Part of a data file
•••
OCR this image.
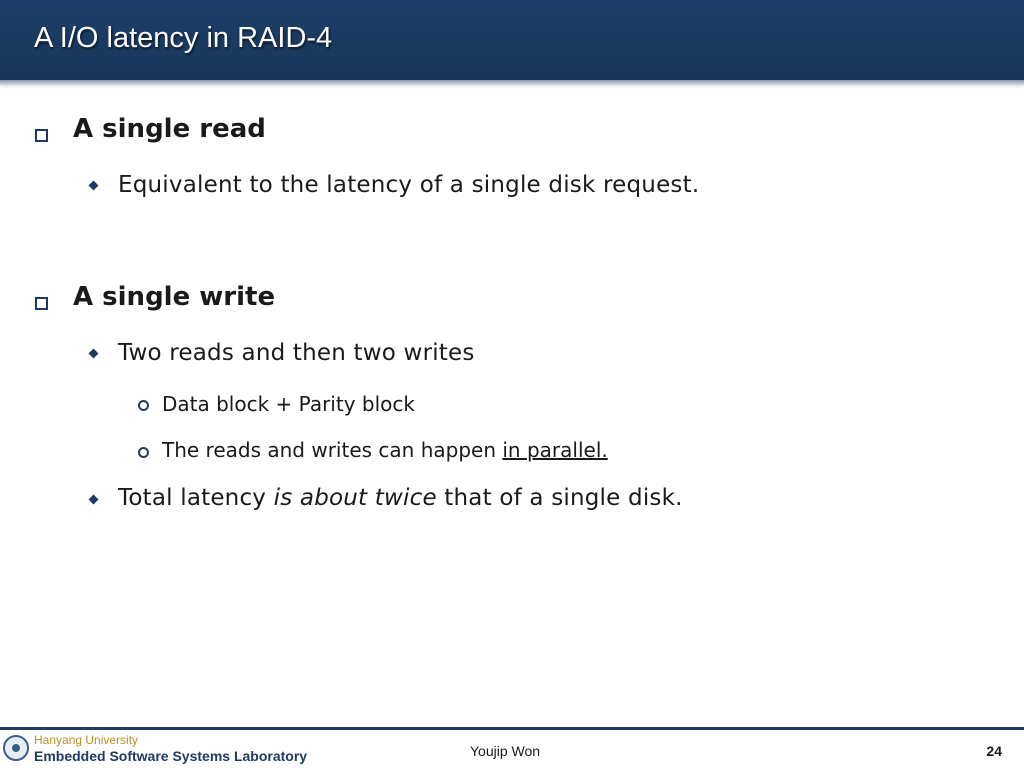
A I/O latency in RAID-4
A single read
Equivalent to the latency of a single disk request.
A single write
Two reads and then two writes
Data block + Parity block
The reads and writes can happen in parallel.
Total latency is about twice that of a single disk.
Hanyang University
Embedded Software Systems Laboratory	Youjip Won	24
•••
* [PROMPT]: Extract the text of all the records above verbatim, excluding pictures.

* [SOLUTION FOR THIS PROBLEM]:
OCR this image.
A I/O latency in RAID-4
A single read
Equivalent to the latency of a single disk request.
A single write
Two reads and then two writes
Data block + Parity block
The reads and writes can happen in parallel.
Total latency is about twice that of a single disk.
Hanyang University
Embedded Software Systems Laboratory	Youjip Won	24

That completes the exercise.